• What is being asked
From the text about Karl Drais below, list every place whose authorities banned the velocipede.

• Provided text
= = = = =

Karl Freiherr von Drais (full name: Karl Friedrich Christian Ludwig Freiherr Drais von Sauerbronn; 29 April 1785 – 10 December 1851) was a noble German forest official and significant inventor in the Biedermeier period. He is regarded as "the father" and as the inventor of the bicycle.

==Bicycle==
Drais was a prolific inventor, who invented the Laufmaschine ("running machine"), also later called the velocipede, draisine (English) or draisienne (French), also nicknamed the hobby horse or dandy horse. This was his most popular and widely recognized invention. It incorporated the two-wheeler principle that is basic to the bicycle and motorcycle and was the beginning of mechanized personal transport. This was the earliest form of a bicycle, without pedals.

His first reported ride from Mannheim to the "Schwetzinger Relaishaus" (a coaching inn, located in "Rheinau", today a district of Mannheim) took place on 12 June 1817 using Baden's best road. Karl rode his bike; it was a distance of about 7 km. The round trip took him a little more than an hour but may be seen as the big bang for horseless transport. However, after marketing the velocipede, it became apparent that roads were so rutted by carriages that it was hard to balance on the machine for long, so velocipede riders took to the pavements (sidewalks) and moved far too quickly, endangering pedestrians. Consequently, authorities in Germany, Great Britain, the United States, and even Calcutta banned its use, which ended its vogue for decades.

= = = = =

• Source material
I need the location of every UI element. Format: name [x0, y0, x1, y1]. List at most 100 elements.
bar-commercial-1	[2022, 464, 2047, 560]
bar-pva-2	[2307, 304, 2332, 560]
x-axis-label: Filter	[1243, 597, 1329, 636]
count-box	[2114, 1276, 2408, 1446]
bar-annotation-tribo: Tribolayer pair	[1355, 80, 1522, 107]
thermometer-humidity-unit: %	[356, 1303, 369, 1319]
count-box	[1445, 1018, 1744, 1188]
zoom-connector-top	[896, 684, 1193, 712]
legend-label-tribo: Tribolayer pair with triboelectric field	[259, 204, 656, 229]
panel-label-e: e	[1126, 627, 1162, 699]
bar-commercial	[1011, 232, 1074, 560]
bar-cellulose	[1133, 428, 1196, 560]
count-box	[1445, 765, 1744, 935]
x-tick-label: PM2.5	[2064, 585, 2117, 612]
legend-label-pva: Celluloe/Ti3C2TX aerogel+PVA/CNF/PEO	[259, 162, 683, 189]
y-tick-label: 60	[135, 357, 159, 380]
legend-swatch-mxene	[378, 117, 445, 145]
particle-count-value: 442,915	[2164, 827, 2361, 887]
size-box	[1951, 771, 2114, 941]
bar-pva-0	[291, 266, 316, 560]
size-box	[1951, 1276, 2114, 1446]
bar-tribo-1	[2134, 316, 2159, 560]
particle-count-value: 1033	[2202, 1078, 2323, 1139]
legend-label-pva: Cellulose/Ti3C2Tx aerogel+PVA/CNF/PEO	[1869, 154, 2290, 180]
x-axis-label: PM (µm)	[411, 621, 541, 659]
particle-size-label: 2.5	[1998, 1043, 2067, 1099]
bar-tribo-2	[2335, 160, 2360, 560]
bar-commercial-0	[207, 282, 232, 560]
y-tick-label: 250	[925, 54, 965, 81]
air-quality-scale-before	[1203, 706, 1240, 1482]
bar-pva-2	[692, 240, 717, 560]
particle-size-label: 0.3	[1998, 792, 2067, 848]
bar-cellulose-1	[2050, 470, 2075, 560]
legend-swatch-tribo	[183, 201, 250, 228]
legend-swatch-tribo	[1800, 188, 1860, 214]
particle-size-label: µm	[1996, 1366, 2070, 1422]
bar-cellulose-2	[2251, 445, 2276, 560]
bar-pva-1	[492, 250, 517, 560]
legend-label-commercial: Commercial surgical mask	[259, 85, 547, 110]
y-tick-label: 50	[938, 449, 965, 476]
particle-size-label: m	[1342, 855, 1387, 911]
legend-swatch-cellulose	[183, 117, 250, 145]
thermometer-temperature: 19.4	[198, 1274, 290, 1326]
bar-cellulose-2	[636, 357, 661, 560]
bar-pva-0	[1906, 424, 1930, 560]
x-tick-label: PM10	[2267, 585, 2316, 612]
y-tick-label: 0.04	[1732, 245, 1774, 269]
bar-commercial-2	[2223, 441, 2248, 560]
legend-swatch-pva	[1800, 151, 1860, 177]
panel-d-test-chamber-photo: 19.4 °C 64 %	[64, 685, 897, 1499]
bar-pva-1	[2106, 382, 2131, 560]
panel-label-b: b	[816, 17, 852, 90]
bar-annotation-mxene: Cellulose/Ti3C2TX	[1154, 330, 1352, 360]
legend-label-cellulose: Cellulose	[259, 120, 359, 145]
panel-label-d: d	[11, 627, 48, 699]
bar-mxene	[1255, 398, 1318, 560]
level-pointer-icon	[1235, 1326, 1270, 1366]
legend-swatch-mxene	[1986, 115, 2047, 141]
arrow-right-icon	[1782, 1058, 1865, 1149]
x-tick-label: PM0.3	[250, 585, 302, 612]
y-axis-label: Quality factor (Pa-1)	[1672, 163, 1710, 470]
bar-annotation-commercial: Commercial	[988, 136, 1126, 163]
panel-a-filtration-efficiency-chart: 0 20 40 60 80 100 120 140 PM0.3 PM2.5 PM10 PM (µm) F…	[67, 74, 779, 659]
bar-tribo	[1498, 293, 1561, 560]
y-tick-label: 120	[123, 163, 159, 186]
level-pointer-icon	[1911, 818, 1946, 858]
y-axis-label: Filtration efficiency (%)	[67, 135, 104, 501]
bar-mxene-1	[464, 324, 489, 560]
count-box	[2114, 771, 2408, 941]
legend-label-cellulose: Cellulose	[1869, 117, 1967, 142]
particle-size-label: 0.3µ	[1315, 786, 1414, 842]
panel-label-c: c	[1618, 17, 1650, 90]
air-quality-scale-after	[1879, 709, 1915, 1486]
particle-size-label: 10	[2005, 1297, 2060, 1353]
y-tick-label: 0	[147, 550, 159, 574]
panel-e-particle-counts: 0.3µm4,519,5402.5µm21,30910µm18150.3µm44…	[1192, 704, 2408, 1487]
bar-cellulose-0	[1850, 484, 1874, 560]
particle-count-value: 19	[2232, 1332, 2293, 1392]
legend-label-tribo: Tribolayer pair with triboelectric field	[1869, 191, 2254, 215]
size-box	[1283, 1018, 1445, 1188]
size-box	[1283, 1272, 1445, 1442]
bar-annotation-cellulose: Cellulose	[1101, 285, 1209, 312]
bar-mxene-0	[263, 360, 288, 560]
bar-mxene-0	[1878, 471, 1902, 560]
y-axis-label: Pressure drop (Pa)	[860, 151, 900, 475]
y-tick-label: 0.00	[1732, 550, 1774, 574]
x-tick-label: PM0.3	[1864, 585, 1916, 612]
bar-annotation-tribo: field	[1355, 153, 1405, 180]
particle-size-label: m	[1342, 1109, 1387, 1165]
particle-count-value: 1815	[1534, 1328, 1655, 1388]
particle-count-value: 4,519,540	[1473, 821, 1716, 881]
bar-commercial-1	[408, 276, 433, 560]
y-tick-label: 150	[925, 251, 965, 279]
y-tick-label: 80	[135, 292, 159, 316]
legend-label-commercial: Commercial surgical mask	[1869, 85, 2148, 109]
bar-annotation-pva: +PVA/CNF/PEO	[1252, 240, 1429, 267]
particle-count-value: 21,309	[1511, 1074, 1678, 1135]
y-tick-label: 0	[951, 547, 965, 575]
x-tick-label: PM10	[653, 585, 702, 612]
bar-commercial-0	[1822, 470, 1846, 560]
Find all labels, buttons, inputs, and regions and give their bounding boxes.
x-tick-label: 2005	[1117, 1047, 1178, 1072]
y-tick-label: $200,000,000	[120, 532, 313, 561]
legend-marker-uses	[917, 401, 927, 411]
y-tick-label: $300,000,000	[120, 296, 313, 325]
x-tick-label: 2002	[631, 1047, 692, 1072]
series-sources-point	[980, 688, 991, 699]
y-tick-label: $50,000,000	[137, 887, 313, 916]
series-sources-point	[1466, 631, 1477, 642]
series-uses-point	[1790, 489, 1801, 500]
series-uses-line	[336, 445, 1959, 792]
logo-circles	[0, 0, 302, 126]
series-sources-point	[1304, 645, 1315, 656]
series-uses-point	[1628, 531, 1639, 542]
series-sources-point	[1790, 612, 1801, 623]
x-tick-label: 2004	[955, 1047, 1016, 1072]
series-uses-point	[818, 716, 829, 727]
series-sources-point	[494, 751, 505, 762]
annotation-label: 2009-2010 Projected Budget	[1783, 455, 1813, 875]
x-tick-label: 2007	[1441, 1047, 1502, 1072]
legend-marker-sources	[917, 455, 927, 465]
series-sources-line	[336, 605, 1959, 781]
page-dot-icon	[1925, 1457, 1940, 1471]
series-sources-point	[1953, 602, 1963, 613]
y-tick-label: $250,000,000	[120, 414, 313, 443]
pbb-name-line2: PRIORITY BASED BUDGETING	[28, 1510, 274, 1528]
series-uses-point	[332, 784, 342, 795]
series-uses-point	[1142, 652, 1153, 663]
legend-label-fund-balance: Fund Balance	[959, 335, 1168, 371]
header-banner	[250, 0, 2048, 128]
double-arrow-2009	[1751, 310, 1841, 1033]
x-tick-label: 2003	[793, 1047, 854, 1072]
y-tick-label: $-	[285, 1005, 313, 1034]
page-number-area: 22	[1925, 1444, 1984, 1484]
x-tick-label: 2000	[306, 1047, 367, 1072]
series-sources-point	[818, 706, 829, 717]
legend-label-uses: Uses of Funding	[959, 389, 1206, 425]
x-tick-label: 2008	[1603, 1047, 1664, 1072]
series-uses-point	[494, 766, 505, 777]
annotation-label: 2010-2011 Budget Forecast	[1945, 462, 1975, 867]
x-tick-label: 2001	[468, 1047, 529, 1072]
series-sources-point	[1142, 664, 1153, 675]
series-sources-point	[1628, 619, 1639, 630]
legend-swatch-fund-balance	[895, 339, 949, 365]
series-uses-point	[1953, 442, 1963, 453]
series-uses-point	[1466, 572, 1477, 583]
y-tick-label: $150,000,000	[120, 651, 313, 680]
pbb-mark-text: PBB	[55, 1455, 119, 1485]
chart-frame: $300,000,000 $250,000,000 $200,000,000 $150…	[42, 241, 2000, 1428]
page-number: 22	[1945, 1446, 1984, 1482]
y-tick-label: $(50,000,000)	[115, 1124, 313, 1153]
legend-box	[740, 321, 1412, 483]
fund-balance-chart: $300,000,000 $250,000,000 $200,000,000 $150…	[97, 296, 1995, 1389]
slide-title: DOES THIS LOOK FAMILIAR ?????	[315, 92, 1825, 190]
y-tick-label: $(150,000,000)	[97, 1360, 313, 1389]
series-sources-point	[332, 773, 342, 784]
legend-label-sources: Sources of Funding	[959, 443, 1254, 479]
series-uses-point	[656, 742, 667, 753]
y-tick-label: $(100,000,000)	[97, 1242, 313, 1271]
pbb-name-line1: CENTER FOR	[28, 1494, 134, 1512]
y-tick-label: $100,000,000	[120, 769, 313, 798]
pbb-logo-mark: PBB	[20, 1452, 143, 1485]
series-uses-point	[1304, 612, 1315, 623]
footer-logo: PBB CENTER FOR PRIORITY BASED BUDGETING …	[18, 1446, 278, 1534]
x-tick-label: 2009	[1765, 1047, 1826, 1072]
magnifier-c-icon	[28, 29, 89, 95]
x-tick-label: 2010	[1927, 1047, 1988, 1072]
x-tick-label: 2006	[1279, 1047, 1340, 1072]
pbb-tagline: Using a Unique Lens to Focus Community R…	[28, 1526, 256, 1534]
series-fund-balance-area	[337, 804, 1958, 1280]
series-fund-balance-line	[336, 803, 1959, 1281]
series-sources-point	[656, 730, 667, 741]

= = = = =

• Solution below
Germany
Great Britain
the United States
Calcutta